- EXERCISE BRIEF:
Write out every line of the material exactly as it appears.

[Start DATASET EXTRACT]

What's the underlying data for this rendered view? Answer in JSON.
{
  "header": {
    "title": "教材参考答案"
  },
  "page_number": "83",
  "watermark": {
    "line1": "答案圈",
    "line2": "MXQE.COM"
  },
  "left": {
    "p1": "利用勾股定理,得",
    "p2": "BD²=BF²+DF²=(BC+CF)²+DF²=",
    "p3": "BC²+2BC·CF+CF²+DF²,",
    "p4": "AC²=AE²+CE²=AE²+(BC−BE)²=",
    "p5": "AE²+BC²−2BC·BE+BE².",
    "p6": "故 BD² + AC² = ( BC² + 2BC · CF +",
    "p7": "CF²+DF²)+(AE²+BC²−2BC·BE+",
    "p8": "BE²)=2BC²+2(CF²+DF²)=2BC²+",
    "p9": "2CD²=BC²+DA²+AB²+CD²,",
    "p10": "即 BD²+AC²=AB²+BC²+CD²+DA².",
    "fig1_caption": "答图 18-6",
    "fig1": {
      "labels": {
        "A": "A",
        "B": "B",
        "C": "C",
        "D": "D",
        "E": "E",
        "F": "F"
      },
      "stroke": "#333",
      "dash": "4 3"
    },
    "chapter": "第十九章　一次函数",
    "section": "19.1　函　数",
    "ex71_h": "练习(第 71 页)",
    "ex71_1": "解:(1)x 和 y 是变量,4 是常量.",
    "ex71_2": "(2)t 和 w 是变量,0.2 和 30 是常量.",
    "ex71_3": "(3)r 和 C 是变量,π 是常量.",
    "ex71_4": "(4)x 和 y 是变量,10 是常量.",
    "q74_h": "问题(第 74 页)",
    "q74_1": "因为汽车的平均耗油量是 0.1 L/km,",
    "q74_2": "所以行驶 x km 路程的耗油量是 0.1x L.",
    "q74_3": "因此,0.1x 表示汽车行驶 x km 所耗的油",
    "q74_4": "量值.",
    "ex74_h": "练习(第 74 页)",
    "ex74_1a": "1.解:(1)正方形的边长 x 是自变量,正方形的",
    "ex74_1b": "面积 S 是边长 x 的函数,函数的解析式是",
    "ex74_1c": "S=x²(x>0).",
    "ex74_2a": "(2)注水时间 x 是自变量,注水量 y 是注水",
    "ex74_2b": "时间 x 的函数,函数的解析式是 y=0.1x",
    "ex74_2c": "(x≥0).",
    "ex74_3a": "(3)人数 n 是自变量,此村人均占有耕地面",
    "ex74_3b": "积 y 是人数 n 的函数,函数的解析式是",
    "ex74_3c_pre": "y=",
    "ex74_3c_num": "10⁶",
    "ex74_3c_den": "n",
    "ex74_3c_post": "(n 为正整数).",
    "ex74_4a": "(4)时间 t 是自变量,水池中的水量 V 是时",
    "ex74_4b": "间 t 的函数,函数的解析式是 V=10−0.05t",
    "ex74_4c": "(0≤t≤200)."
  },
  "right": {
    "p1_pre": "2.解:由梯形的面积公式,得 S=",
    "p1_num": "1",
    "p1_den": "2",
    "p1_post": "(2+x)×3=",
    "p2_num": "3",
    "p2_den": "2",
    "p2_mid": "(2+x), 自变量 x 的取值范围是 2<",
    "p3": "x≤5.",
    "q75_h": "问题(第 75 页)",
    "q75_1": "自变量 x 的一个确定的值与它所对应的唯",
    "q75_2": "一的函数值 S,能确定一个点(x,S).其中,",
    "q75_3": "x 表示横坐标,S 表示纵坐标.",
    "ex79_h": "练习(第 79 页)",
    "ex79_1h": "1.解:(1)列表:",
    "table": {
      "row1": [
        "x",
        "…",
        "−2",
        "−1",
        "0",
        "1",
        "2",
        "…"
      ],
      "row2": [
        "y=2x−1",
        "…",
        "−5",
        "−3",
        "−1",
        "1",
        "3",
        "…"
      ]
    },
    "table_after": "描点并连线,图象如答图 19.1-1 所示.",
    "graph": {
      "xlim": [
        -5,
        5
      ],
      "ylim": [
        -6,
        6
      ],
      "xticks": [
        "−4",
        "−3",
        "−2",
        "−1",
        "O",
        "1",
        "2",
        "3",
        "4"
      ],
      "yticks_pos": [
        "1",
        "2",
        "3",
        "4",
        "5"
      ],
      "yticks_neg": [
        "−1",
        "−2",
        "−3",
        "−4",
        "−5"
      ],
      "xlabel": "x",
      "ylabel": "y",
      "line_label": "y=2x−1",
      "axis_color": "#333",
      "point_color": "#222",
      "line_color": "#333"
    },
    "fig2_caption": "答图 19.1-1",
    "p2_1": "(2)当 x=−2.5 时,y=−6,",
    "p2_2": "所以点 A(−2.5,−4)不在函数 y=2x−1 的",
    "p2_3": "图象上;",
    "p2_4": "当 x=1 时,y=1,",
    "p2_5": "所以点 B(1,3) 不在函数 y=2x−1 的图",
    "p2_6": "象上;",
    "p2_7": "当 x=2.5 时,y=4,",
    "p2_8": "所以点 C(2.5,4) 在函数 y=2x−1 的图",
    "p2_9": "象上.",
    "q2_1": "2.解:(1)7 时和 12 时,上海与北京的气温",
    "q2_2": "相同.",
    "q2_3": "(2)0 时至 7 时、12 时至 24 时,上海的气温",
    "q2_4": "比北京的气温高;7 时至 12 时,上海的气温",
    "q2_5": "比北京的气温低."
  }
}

[End DATASET EXTRACT]

- THE COMPLETED TASK:
What's the underlying data for this rendered view? Answer in JSON.
{
  "header": {
    "title": "教材参考答案"
  },
  "page_number": "83",
  "watermark": {
    "line1": "答案圈",
    "line2": "MXQE.COM"
  },
  "left": {
    "p1": "利用勾股定理,得",
    "p2": "BD²=BF²+DF²=(BC+CF)²+DF²=",
    "p3": "BC²+2BC·CF+CF²+DF²,",
    "p4": "AC²=AE²+CE²=AE²+(BC−BE)²=",
    "p5": "AE²+BC²−2BC·BE+BE².",
    "p6": "故 BD² + AC² = ( BC² + 2BC · CF +",
    "p7": "CF²+DF²)+(AE²+BC²−2BC·BE+",
    "p8": "BE²)=2BC²+2(CF²+DF²)=2BC²+",
    "p9": "2CD²=BC²+DA²+AB²+CD²,",
    "p10": "即 BD²+AC²=AB²+BC²+CD²+DA².",
    "fig1_caption": "答图 18-6",
    "fig1": {
      "labels": {
        "A": "A",
        "B": "B",
        "C": "C",
        "D": "D",
        "E": "E",
        "F": "F"
      },
      "stroke": "#333",
      "dash": "4 3"
    },
    "chapter": "第十九章　一次函数",
    "section": "19.1　函　数",
    "ex71_h": "练习(第 71 页)",
    "ex71_1": "解:(1)x 和 y 是变量,4 是常量.",
    "ex71_2": "(2)t 和 w 是变量,0.2 和 30 是常量.",
    "ex71_3": "(3)r 和 C 是变量,π 是常量.",
    "ex71_4": "(4)x 和 y 是变量,10 是常量.",
    "q74_h": "问题(第 74 页)",
    "q74_1": "因为汽车的平均耗油量是 0.1 L/km,",
    "q74_2": "所以行驶 x km 路程的耗油量是 0.1x L.",
    "q74_3": "因此,0.1x 表示汽车行驶 x km 所耗的油",
    "q74_4": "量值.",
    "ex74_h": "练习(第 74 页)",
    "ex74_1a": "1.解:(1)正方形的边长 x 是自变量,正方形的",
    "ex74_1b": "面积 S 是边长 x 的函数,函数的解析式是",
    "ex74_1c": "S=x²(x>0).",
    "ex74_2a": "(2)注水时间 x 是自变量,注水量 y 是注水",
    "ex74_2b": "时间 x 的函数,函数的解析式是 y=0.1x",
    "ex74_2c": "(x≥0).",
    "ex74_3a": "(3)人数 n 是自变量,此村人均占有耕地面",
    "ex74_3b": "积 y 是人数 n 的函数,函数的解析式是",
    "ex74_3c_pre": "y=",
    "ex74_3c_num": "10⁶",
    "ex74_3c_den": "n",
    "ex74_3c_post": "(n 为正整数).",
    "ex74_4a": "(4)时间 t 是自变量,水池中的水量 V 是时",
    "ex74_4b": "间 t 的函数,函数的解析式是 V=10−0.05t",
    "ex74_4c": "(0≤t≤200)."
  },
  "right": {
    "p1_pre": "2.解:由梯形的面积公式,得 S=",
    "p1_num": "1",
    "p1_den": "2",
    "p1_post": "(2+x)×3=",
    "p2_num": "3",
    "p2_den": "2",
    "p2_mid": "(2+x), 自变量 x 的取值范围是 2<",
    "p3": "x≤5.",
    "q75_h": "问题(第 75 页)",
    "q75_1": "自变量 x 的一个确定的值与它所对应的唯",
    "q75_2": "一的函数值 S,能确定一个点(x,S).其中,",
    "q75_3": "x 表示横坐标,S 表示纵坐标.",
    "ex79_h": "练习(第 79 页)",
    "ex79_1h": "1.解:(1)列表:",
    "table": {
      "row1": [
        "x",
        "…",
        "−2",
        "−1",
        "0",
        "1",
        "2",
        "…"
      ],
      "row2": [
        "y=2x−1",
        "…",
        "−5",
        "−3",
        "−1",
        "1",
        "3",
        "…"
      ]
    },
    "table_after": "描点并连线,图象如答图 19.1-1 所示.",
    "graph": {
      "xlim": [
        -5,
        5
      ],
      "ylim": [
        -6,
        6
      ],
      "xticks": [
        "−4",
        "−3",
        "−2",
        "−1",
        "O",
        "1",
        "2",
        "3",
        "4"
      ],
      "yticks_pos": [
        "1",
        "2",
        "3",
        "4",
        "5"
      ],
      "yticks_neg": [
        "−1",
        "−2",
        "−3",
        "−4",
        "−5"
      ],
      "xlabel": "x",
      "ylabel": "y",
      "line_label": "y=2x−1",
      "axis_color": "#333",
      "point_color": "#222",
      "line_color": "#333"
    },
    "fig2_caption": "答图 19.1-1",
    "p2_1": "(2)当 x=−2.5 时,y=−6,",
    "p2_2": "所以点 A(−2.5,−4)不在函数 y=2x−1 的",
    "p2_3": "图象上;",
    "p2_4": "当 x=1 时,y=1,",
    "p2_5": "所以点 B(1,3) 不在函数 y=2x−1 的图",
    "p2_6": "象上;",
    "p2_7": "当 x=2.5 时,y=4,",
    "p2_8": "所以点 C(2.5,4) 在函数 y=2x−1 的图",
    "p2_9": "象上.",
    "q2_1": "2.解:(1)7 时和 12 时,上海与北京的气温",
    "q2_2": "相同.",
    "q2_3": "(2)0 时至 7 时、12 时至 24 时,上海的气温",
    "q2_4": "比北京的气温高;7 时至 12 时,上海的气温",
    "q2_5": "比北京的气温低."
  }
}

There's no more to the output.